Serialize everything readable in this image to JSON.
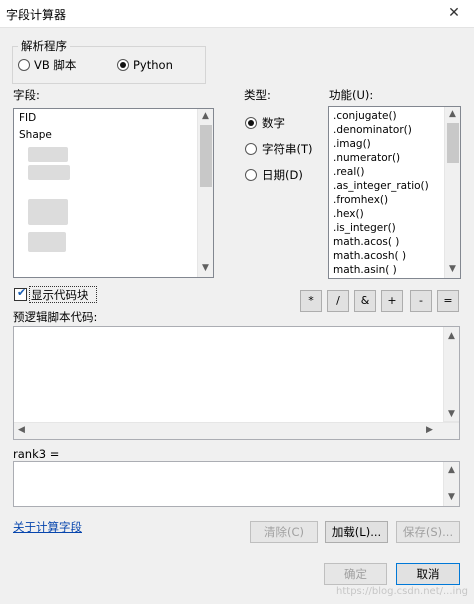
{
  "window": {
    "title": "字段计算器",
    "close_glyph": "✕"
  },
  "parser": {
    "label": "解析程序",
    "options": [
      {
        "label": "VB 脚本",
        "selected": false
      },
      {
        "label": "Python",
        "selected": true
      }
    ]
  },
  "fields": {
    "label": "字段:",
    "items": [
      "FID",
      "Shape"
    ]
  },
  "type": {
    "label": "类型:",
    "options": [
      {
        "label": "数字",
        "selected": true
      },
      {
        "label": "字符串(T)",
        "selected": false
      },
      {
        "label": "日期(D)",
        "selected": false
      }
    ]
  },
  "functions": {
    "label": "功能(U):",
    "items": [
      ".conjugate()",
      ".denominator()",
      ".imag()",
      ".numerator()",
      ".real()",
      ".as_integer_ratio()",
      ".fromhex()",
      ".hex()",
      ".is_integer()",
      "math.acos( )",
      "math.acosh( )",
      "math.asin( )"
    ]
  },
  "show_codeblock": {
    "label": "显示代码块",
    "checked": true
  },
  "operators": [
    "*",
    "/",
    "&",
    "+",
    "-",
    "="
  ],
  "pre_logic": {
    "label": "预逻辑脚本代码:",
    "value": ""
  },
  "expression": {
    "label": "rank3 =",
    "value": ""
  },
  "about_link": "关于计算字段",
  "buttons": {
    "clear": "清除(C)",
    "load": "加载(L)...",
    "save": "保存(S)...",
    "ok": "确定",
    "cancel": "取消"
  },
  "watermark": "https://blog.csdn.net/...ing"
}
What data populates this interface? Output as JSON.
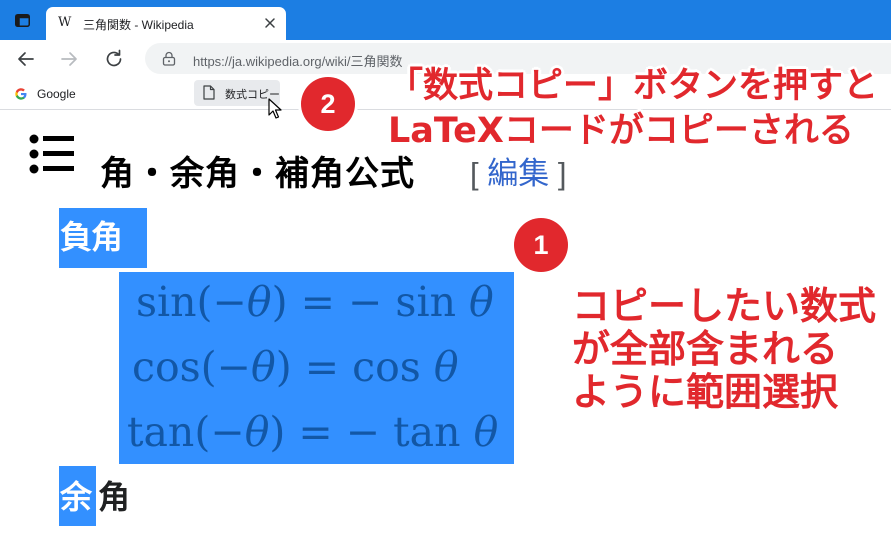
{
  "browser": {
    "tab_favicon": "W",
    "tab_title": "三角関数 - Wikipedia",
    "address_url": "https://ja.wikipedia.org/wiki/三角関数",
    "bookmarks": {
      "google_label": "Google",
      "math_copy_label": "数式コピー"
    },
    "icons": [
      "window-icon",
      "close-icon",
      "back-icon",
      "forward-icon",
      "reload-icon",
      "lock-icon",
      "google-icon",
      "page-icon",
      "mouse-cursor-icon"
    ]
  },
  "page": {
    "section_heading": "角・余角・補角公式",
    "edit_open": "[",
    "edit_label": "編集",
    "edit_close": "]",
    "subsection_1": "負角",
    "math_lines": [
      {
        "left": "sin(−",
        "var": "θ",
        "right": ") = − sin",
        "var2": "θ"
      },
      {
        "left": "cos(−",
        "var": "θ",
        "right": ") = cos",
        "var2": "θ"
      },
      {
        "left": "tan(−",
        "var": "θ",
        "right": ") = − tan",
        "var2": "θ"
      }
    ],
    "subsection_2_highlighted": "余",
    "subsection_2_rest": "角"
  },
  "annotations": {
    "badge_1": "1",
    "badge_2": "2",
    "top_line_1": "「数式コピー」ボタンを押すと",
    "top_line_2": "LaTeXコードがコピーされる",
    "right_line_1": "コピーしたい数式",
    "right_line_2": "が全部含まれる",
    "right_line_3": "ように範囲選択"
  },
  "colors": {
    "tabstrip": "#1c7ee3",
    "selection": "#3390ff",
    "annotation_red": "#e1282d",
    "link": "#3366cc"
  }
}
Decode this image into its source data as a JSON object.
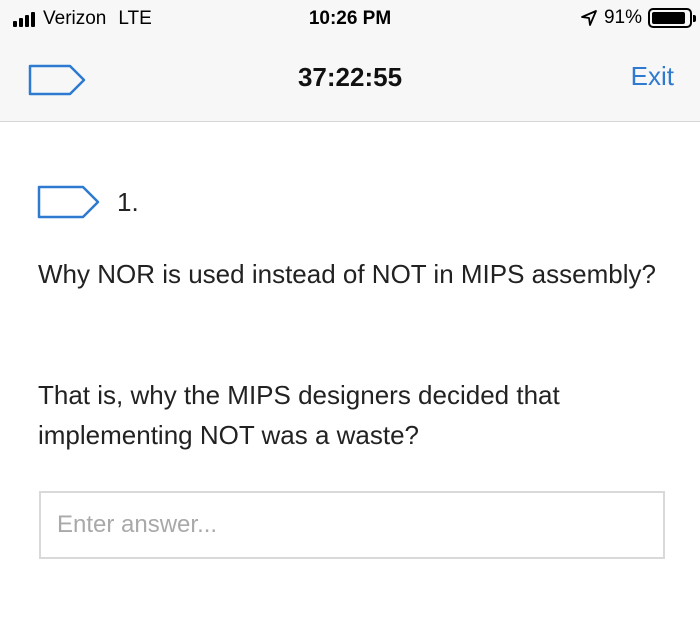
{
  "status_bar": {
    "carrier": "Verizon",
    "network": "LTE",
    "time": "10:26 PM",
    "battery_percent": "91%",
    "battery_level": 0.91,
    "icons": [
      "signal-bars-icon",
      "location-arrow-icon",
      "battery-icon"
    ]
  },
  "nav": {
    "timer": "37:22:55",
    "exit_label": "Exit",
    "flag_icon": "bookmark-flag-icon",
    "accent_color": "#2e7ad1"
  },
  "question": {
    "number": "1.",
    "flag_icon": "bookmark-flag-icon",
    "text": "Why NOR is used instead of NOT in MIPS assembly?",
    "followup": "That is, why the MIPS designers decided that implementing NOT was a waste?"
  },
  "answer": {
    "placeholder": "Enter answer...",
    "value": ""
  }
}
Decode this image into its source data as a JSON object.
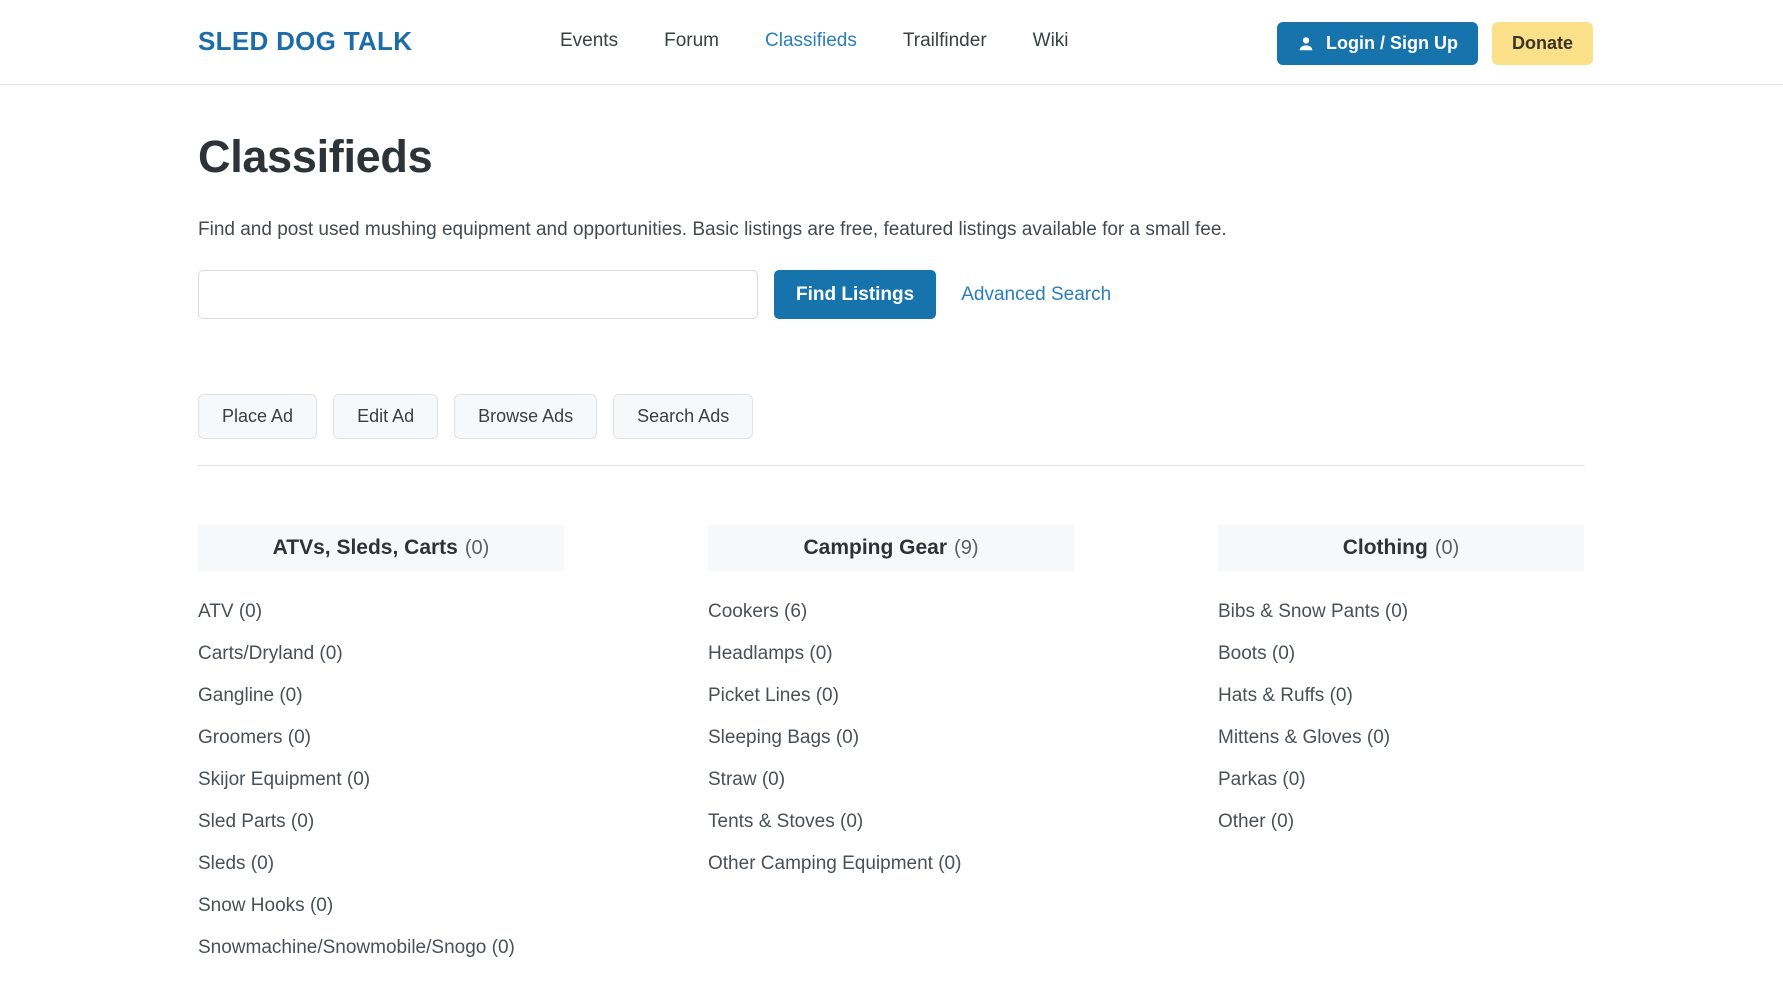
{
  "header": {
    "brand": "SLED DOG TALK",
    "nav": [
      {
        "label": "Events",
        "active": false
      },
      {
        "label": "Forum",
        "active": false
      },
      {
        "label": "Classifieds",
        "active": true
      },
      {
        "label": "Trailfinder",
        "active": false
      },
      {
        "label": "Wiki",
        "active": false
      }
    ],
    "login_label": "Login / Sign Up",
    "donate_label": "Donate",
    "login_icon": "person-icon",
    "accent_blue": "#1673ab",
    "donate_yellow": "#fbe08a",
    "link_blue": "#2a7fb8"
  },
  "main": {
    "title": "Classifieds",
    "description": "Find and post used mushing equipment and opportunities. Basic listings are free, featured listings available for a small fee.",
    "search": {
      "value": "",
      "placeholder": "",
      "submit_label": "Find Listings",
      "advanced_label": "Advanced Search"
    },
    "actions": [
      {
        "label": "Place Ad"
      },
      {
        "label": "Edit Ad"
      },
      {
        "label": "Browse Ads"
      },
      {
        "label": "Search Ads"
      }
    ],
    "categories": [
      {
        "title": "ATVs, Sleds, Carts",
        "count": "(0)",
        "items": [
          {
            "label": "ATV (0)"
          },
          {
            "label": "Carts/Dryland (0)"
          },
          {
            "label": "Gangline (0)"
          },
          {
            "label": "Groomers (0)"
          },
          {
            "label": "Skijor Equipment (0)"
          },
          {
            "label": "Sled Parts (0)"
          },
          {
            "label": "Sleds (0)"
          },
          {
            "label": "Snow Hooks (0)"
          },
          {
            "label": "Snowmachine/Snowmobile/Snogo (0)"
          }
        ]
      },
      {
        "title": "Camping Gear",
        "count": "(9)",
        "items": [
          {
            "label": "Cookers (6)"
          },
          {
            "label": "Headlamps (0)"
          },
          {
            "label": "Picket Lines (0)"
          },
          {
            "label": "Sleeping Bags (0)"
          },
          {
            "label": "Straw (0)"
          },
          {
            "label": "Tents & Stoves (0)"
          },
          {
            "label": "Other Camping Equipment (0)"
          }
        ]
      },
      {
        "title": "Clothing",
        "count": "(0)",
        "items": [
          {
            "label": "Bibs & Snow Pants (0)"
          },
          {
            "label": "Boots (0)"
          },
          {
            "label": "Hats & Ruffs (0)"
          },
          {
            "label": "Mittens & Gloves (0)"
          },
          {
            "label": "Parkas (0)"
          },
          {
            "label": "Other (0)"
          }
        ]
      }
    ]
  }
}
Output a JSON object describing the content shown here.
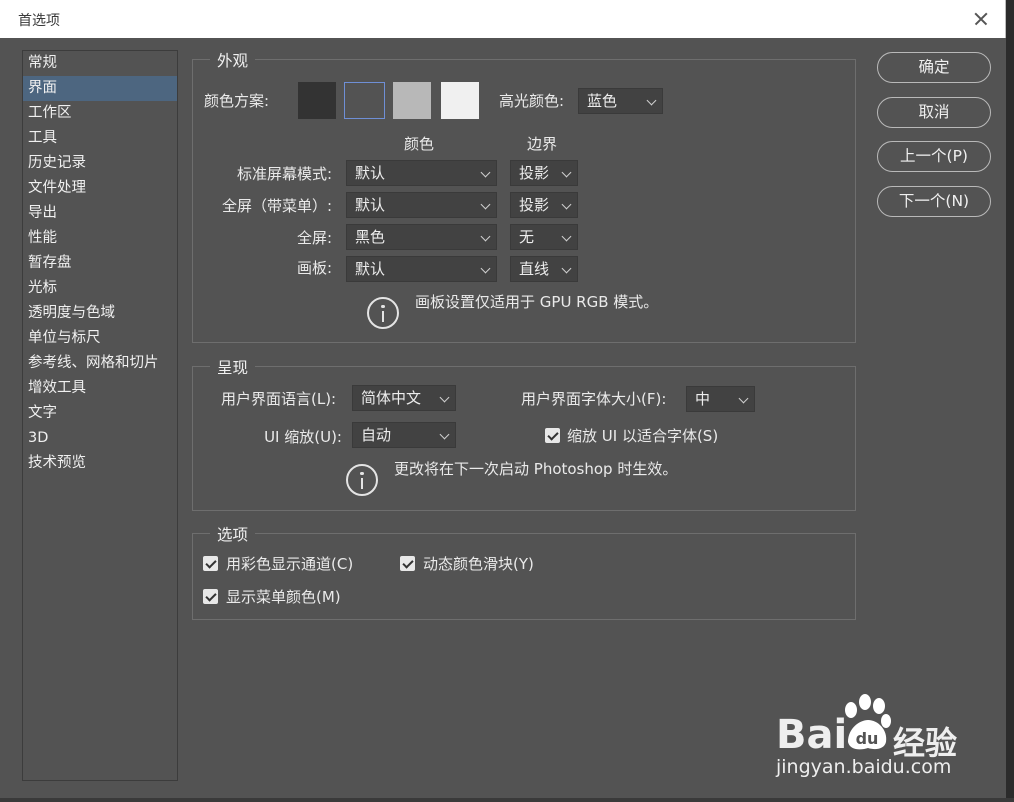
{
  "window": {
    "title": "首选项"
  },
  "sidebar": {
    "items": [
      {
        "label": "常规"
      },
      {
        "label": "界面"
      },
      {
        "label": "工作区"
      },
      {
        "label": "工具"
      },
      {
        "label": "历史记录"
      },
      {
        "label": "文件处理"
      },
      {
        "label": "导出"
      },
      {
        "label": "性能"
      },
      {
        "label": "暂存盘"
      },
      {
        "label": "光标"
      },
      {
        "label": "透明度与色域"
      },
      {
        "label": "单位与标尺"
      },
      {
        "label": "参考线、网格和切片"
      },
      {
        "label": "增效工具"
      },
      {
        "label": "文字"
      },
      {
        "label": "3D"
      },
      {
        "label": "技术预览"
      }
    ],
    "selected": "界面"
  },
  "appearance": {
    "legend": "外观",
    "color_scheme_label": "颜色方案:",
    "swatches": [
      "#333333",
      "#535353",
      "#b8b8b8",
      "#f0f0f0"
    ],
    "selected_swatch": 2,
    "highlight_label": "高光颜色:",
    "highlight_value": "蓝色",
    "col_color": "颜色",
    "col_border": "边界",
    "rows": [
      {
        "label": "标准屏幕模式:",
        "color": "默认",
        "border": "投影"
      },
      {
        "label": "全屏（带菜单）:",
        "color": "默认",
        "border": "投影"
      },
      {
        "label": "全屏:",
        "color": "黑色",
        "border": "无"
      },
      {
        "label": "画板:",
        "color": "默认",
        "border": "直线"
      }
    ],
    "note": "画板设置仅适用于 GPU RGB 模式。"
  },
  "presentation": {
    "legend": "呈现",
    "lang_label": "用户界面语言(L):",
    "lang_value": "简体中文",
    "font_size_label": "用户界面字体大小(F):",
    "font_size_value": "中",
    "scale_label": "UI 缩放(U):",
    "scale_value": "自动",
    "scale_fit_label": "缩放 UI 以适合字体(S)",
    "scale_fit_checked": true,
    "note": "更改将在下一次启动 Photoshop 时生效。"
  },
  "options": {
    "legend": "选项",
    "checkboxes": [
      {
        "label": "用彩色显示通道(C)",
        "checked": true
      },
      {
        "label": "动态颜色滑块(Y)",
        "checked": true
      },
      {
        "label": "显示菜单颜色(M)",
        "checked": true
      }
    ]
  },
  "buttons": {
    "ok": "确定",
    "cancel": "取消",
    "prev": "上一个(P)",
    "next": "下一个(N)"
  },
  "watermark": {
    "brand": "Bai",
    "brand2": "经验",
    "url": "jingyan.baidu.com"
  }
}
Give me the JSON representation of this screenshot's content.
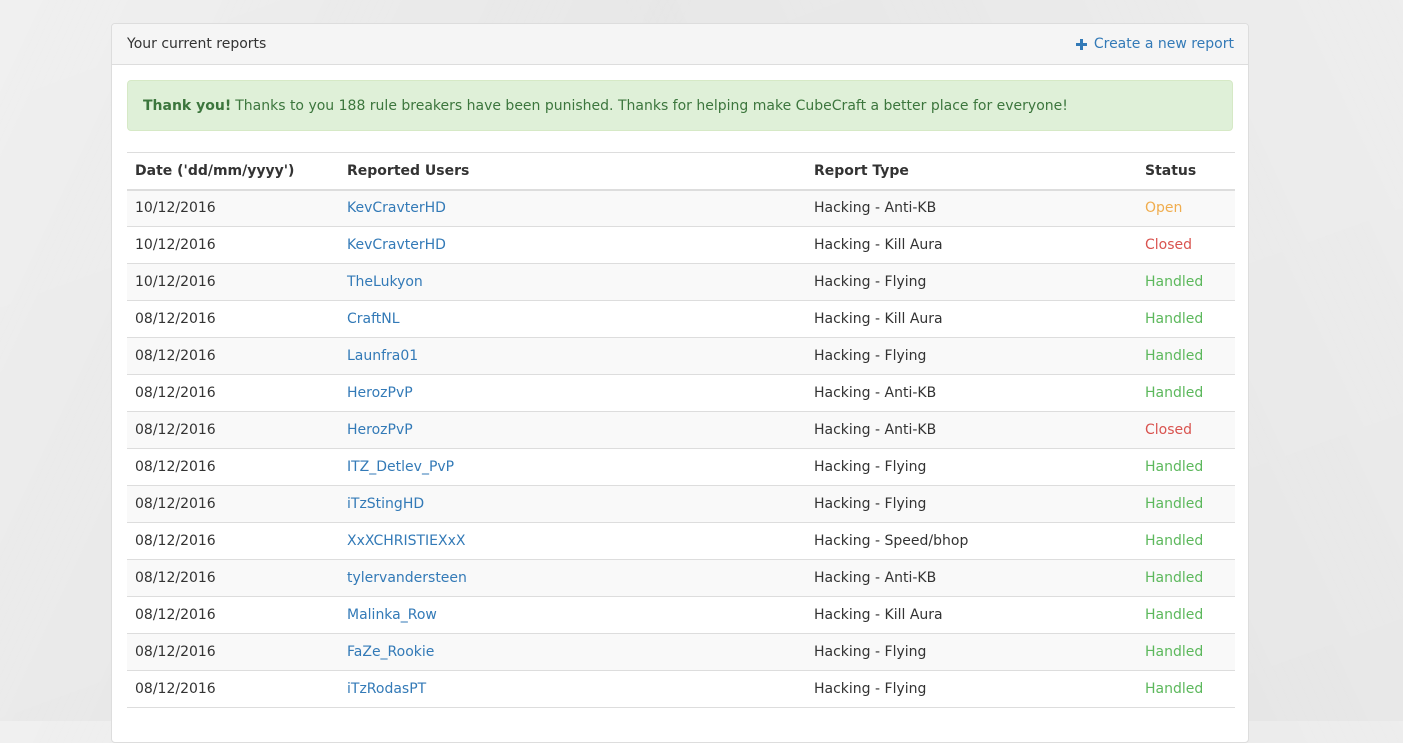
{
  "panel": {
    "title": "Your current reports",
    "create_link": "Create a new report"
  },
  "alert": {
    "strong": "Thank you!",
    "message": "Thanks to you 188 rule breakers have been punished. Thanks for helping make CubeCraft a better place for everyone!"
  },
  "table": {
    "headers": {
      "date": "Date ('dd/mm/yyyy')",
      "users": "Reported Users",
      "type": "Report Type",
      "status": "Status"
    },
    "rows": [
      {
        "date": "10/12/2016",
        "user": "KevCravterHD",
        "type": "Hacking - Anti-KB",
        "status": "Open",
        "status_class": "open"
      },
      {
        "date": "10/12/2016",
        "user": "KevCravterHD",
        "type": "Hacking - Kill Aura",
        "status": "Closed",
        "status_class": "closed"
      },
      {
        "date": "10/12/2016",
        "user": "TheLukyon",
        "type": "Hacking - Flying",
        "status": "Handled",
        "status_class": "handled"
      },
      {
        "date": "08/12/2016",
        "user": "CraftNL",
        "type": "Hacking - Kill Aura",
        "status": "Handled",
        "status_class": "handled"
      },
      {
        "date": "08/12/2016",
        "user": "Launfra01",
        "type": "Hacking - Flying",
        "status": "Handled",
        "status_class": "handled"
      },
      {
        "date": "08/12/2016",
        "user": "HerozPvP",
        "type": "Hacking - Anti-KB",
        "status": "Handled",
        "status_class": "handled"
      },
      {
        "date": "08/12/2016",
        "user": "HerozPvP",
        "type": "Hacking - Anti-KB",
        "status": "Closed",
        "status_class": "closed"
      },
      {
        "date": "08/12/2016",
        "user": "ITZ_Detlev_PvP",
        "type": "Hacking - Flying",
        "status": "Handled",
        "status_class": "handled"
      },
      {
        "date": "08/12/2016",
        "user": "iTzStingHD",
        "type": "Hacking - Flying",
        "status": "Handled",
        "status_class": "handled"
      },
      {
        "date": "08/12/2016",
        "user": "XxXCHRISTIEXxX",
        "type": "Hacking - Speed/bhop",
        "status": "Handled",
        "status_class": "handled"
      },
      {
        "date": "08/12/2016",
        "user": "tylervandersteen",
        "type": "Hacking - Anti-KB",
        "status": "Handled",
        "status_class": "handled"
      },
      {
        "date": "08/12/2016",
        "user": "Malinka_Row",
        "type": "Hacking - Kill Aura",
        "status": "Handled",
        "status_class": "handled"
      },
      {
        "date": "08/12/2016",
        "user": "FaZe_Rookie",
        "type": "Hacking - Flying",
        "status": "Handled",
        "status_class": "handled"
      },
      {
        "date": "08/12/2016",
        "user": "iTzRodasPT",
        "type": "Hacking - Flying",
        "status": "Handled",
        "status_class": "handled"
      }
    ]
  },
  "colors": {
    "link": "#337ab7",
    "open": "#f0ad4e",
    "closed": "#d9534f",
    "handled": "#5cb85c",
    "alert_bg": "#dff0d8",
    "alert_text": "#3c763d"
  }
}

+++++

**Exercise aim**. Working from the entries above, return all lines that contain "used".

**The response**.
    "text": "Why NOR is used instead of NOT in MIPS assembly?",
    "description": "Find and post used mushing equipment and opportunities. Basic listings are free, featured listings available for a small fee.",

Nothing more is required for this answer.